# Problem details
Copy each line below that includes "living".

# Given records

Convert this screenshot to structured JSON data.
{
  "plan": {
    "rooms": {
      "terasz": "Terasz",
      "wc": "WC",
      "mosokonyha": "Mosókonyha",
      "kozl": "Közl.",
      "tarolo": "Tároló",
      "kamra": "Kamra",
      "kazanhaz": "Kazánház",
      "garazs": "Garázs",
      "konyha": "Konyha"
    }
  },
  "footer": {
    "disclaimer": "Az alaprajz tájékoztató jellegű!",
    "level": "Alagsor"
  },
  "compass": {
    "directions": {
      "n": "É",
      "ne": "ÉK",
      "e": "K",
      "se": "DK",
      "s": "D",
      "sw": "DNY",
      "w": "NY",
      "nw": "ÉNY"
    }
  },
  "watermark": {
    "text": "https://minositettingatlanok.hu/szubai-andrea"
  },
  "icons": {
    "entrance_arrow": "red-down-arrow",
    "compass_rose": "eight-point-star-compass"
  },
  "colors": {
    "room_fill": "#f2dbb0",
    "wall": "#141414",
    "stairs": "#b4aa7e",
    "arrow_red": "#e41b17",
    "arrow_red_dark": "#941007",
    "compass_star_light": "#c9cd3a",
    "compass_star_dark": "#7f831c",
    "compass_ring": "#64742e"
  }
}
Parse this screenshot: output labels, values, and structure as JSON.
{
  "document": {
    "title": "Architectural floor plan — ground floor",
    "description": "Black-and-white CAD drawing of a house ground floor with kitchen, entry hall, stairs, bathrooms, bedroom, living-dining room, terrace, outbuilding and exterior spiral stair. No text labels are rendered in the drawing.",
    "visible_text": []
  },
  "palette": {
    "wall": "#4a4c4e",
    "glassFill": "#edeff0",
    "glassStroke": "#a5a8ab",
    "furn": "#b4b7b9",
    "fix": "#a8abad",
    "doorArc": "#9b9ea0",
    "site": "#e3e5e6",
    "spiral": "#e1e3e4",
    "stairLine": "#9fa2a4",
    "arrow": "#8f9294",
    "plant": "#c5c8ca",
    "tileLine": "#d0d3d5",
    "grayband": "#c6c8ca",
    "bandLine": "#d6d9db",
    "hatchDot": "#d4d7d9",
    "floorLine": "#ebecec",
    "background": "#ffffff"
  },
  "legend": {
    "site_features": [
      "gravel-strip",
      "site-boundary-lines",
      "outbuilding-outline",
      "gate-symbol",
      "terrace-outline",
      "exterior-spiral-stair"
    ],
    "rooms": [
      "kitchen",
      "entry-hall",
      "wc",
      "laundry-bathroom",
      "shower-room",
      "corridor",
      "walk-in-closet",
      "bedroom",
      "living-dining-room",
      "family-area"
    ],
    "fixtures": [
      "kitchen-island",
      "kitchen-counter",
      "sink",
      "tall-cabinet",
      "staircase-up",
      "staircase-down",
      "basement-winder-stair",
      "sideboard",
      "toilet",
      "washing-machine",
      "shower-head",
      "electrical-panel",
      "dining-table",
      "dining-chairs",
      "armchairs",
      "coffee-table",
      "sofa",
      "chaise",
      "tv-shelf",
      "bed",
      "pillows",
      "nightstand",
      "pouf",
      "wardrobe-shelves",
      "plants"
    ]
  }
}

# Answer to this exercise
    "description": "Black-and-white CAD drawing of a house ground floor with kitchen, entry hall, stairs, bathrooms, bedroom, living-dining room, terrace, outbuilding and exterior spiral stair. No text labels are rendered in the drawing.",
      "living-dining-room",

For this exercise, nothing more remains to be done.